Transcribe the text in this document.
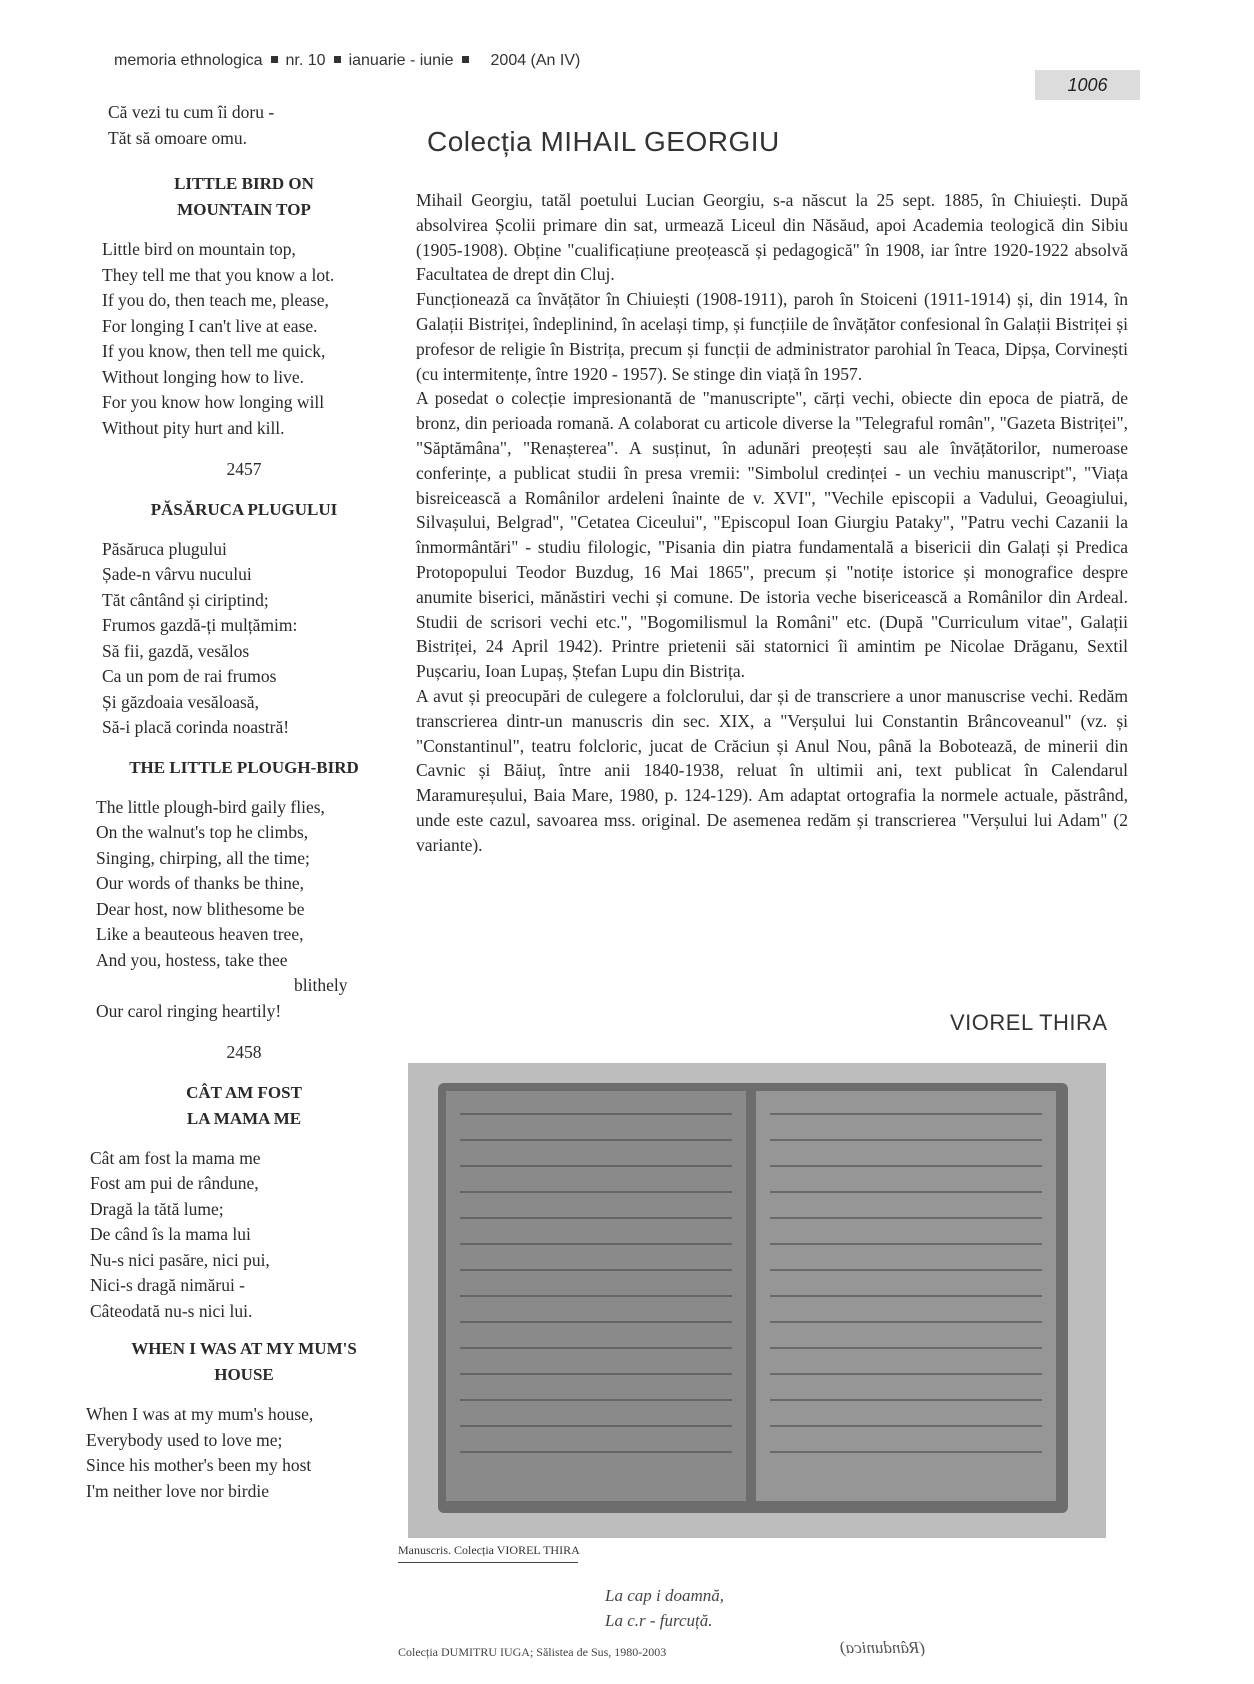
memoria ethnologica nr. 10 ianuarie - iunie 2004 (An IV)
1006
Că vezi tu cum îi doru -
Tăt să omoare omu.
LITTLE BIRD ON
MOUNTAIN TOP
Little bird on mountain top,
They tell me that you know a lot.
If you do, then teach me, please,
For longing I can't live at ease.
If you know, then tell me quick,
Without longing how to live.
For you know how longing will
Without pity hurt and kill.
2457
PĂSĂRUCA PLUGULUI
Păsăruca plugului
Șade-n vârvu nucului
Tăt cântând și ciriptind;
Frumos gazdă-ți mulțămim:
Să fii, gazdă, vesălos
Ca un pom de rai frumos
Și găzdoaia vesăloasă,
Să-i placă corinda noastră!
THE LITTLE PLOUGH-BIRD
The little plough-bird gaily flies,
On the walnut's top he climbs,
Singing, chirping, all the time;
Our words of thanks be thine,
Dear host, now blithesome be
Like a beauteous heaven tree,
And you, hostess, take thee
blithely
Our carol ringing heartily!
2458
CÂT AM FOST
LA MAMA ME
Cât am fost la mama me
Fost am pui de rândune,
Dragă la tătă lume;
De când îs la mama lui
Nu-s nici pasăre, nici pui,
Nici-s dragă nimărui -
Câteodată nu-s nici lui.
WHEN I WAS AT MY MUM'S
HOUSE
When I was at my mum's house,
Everybody used to love me;
Since his mother's been my host
I'm neither love nor birdie
Colecția MIHAIL GEORGIU

Mihail Georgiu, tatăl poetului Lucian Georgiu, s-a născut la 25 sept. 1885, în Chiuiești. După absolvirea Școlii primare din sat, urmează Liceul din Năsăud, apoi Academia teologică din Sibiu (1905-1908). Obține "cualificațiune preoțească și pedagogică" în 1908, iar între 1920-1922 absolvă Facultatea de drept din Cluj.

Funcționează ca învățător în Chiuiești (1908-1911), paroh în Stoiceni (1911-1914) și, din 1914, în Galații Bistriței, îndeplinind, în același timp, și funcțiile de învățător confesional în Galații Bistriței și profesor de religie în Bistrița, precum și funcții de administrator parohial în Teaca, Dipșa, Corvinești (cu intermitențe, între 1920 - 1957). Se stinge din viață în 1957.

A posedat o colecție impresionantă de "manuscripte", cărți vechi, obiecte din epoca de piatră, de bronz, din perioada romană. A colaborat cu articole diverse la "Telegraful român", "Gazeta Bistriței", "Săptămâna", "Renașterea". A susținut, în adunări preoțești sau ale învățătorilor, numeroase conferințe, a publicat studii în presa vremii: "Simbolul credinței - un vechiu manuscript", "Viața bisreicească a Românilor ardeleni înainte de v. XVI", "Vechile episcopii a Vadului, Geoagiului, Silvașului, Belgrad", "Cetatea Ciceului", "Episcopul Ioan Giurgiu Pataky", "Patru vechi Cazanii la înmormântări" - studiu filologic, "Pisania din piatra fundamentală a bisericii din Galați și Predica Protopopului Teodor Buzdug, 16 Mai 1865", precum și "notițe istorice și monografice despre anumite biserici, mănăstiri vechi și comune. De istoria veche bisericească a Românilor din Ardeal. Studii de scrisori vechi etc.", "Bogomilismul la Români" etc. (După "Curriculum vitae", Galații Bistriței, 24 April 1942). Printre prietenii săi statornici îi amintim pe Nicolae Drăganu, Sextil Pușcariu, Ioan Lupaș, Ștefan Lupu din Bistrița.

A avut și preocupări de culegere a folclorului, dar și de transcriere a unor manuscrise vechi. Redăm transcrierea dintr-un manuscris din sec. XIX, a "Verșului lui Constantin Brâncoveanul" (vz. și "Constantinul", teatru folcloric, jucat de Crăciun și Anul Nou, până la Bobotează, de minerii din Cavnic și Băiuț, între anii 1840-1938, reluat în ultimii ani, text publicat în Calendarul Maramureșului, Baia Mare, 1980, p. 124-129). Am adaptat ortografia la normele actuale, păstrând, unde este cazul, savoarea mss. original. De asemenea redăm și transcrierea "Verșului lui Adam" (2 variante).

VIOREL THIRA
Manuscris. Colecția VIOREL THIRA
La cap i doamnă,
La c.r - furcuță.
Colecția DUMITRU IUGA; Sălistea de Sus, 1980-2003	(Rândunica)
# # # # # # #
* _EXERCISE_: Each record above should be copied character for character, with pictures dropped.

* _RESPONSE_:
Transcribe the text in this document.
memoria ethnologica nr. 10 ianuarie - iunie 2004 (An IV)
1006
Că vezi tu cum îi doru -
Tăt să omoare omu.
LITTLE BIRD ON
MOUNTAIN TOP
Little bird on mountain top,
They tell me that you know a lot.
If you do, then teach me, please,
For longing I can't live at ease.
If you know, then tell me quick,
Without longing how to live.
For you know how longing will
Without pity hurt and kill.
2457
PĂSĂRUCA PLUGULUI
Păsăruca plugului
Șade-n vârvu nucului
Tăt cântând și ciriptind;
Frumos gazdă-ți mulțămim:
Să fii, gazdă, vesălos
Ca un pom de rai frumos
Și găzdoaia vesăloasă,
Să-i placă corinda noastră!
THE LITTLE PLOUGH-BIRD
The little plough-bird gaily flies,
On the walnut's top he climbs,
Singing, chirping, all the time;
Our words of thanks be thine,
Dear host, now blithesome be
Like a beauteous heaven tree,
And you, hostess, take thee
blithely
Our carol ringing heartily!
2458
CÂT AM FOST
LA MAMA ME
Cât am fost la mama me
Fost am pui de rândune,
Dragă la tătă lume;
De când îs la mama lui
Nu-s nici pasăre, nici pui,
Nici-s dragă nimărui -
Câteodată nu-s nici lui.
WHEN I WAS AT MY MUM'S
HOUSE
When I was at my mum's house,
Everybody used to love me;
Since his mother's been my host
I'm neither love nor birdie
Colecția MIHAIL GEORGIU

Mihail Georgiu, tatăl poetului Lucian Georgiu, s-a născut la 25 sept. 1885, în Chiuiești. După absolvirea Școlii primare din sat, urmează Liceul din Năsăud, apoi Academia teologică din Sibiu (1905-1908). Obține "cualificațiune preoțească și pedagogică" în 1908, iar între 1920-1922 absolvă Facultatea de drept din Cluj.

Funcționează ca învățător în Chiuiești (1908-1911), paroh în Stoiceni (1911-1914) și, din 1914, în Galații Bistriței, îndeplinind, în același timp, și funcțiile de învățător confesional în Galații Bistriței și profesor de religie în Bistrița, precum și funcții de administrator parohial în Teaca, Dipșa, Corvinești (cu intermitențe, între 1920 - 1957). Se stinge din viață în 1957.

A posedat o colecție impresionantă de "manuscripte", cărți vechi, obiecte din epoca de piatră, de bronz, din perioada romană. A colaborat cu articole diverse la "Telegraful român", "Gazeta Bistriței", "Săptămâna", "Renașterea". A susținut, în adunări preoțești sau ale învățătorilor, numeroase conferințe, a publicat studii în presa vremii: "Simbolul credinței - un vechiu manuscript", "Viața bisreicească a Românilor ardeleni înainte de v. XVI", "Vechile episcopii a Vadului, Geoagiului, Silvașului, Belgrad", "Cetatea Ciceului", "Episcopul Ioan Giurgiu Pataky", "Patru vechi Cazanii la înmormântări" - studiu filologic, "Pisania din piatra fundamentală a bisericii din Galați și Predica Protopopului Teodor Buzdug, 16 Mai 1865", precum și "notițe istorice și monografice despre anumite biserici, mănăstiri vechi și comune. De istoria veche bisericească a Românilor din Ardeal. Studii de scrisori vechi etc.", "Bogomilismul la Români" etc. (După "Curriculum vitae", Galații Bistriței, 24 April 1942). Printre prietenii săi statornici îi amintim pe Nicolae Drăganu, Sextil Pușcariu, Ioan Lupaș, Ștefan Lupu din Bistrița.

A avut și preocupări de culegere a folclorului, dar și de transcriere a unor manuscrise vechi. Redăm transcrierea dintr-un manuscris din sec. XIX, a "Verșului lui Constantin Brâncoveanul" (vz. și "Constantinul", teatru folcloric, jucat de Crăciun și Anul Nou, până la Bobotează, de minerii din Cavnic și Băiuț, între anii 1840-1938, reluat în ultimii ani, text publicat în Calendarul Maramureșului, Baia Mare, 1980, p. 124-129). Am adaptat ortografia la normele actuale, păstrând, unde este cazul, savoarea mss. original. De asemenea redăm și transcrierea "Verșului lui Adam" (2 variante).

VIOREL THIRA
Manuscris. Colecția VIOREL THIRA
La cap i doamnă,
La c.r - furcuță.
Colecția DUMITRU IUGA; Sălistea de Sus, 1980-2003	(Rândunica)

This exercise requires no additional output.